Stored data
━━━

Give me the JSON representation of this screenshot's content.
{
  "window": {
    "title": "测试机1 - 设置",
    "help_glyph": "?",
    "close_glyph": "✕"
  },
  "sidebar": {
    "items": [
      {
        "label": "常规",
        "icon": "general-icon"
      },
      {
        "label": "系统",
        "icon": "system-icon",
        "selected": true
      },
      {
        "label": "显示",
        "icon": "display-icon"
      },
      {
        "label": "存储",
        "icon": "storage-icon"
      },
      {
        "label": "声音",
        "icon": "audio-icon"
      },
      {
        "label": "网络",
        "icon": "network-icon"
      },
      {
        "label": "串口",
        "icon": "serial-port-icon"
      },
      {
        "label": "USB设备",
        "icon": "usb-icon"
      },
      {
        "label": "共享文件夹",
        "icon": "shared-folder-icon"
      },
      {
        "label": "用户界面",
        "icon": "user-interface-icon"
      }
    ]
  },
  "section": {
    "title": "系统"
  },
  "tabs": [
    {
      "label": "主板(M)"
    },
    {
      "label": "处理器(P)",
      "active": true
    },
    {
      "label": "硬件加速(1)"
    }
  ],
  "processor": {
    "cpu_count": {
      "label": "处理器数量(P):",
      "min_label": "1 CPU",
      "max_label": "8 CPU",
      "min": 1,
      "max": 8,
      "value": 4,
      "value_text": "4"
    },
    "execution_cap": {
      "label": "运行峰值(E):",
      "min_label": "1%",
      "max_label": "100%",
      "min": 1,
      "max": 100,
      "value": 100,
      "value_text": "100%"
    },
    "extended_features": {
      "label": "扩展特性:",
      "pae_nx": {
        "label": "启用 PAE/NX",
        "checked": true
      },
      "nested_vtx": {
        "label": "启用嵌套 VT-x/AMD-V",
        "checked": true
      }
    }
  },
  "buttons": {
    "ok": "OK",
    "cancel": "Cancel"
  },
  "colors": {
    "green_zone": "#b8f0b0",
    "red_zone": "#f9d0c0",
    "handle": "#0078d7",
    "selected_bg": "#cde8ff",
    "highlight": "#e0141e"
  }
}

━━━

→ **Stated problem**
Write out the data again, exactly and in full.

→ **Full response**
Give me the JSON representation of this screenshot's content.
{
  "window": {
    "title": "测试机1 - 设置",
    "help_glyph": "?",
    "close_glyph": "✕"
  },
  "sidebar": {
    "items": [
      {
        "label": "常规",
        "icon": "general-icon"
      },
      {
        "label": "系统",
        "icon": "system-icon",
        "selected": true
      },
      {
        "label": "显示",
        "icon": "display-icon"
      },
      {
        "label": "存储",
        "icon": "storage-icon"
      },
      {
        "label": "声音",
        "icon": "audio-icon"
      },
      {
        "label": "网络",
        "icon": "network-icon"
      },
      {
        "label": "串口",
        "icon": "serial-port-icon"
      },
      {
        "label": "USB设备",
        "icon": "usb-icon"
      },
      {
        "label": "共享文件夹",
        "icon": "shared-folder-icon"
      },
      {
        "label": "用户界面",
        "icon": "user-interface-icon"
      }
    ]
  },
  "section": {
    "title": "系统"
  },
  "tabs": [
    {
      "label": "主板(M)"
    },
    {
      "label": "处理器(P)",
      "active": true
    },
    {
      "label": "硬件加速(1)"
    }
  ],
  "processor": {
    "cpu_count": {
      "label": "处理器数量(P):",
      "min_label": "1 CPU",
      "max_label": "8 CPU",
      "min": 1,
      "max": 8,
      "value": 4,
      "value_text": "4"
    },
    "execution_cap": {
      "label": "运行峰值(E):",
      "min_label": "1%",
      "max_label": "100%",
      "min": 1,
      "max": 100,
      "value": 100,
      "value_text": "100%"
    },
    "extended_features": {
      "label": "扩展特性:",
      "pae_nx": {
        "label": "启用 PAE/NX",
        "checked": true
      },
      "nested_vtx": {
        "label": "启用嵌套 VT-x/AMD-V",
        "checked": true
      }
    }
  },
  "buttons": {
    "ok": "OK",
    "cancel": "Cancel"
  },
  "colors": {
    "green_zone": "#b8f0b0",
    "red_zone": "#f9d0c0",
    "handle": "#0078d7",
    "selected_bg": "#cde8ff",
    "highlight": "#e0141e"
  }
}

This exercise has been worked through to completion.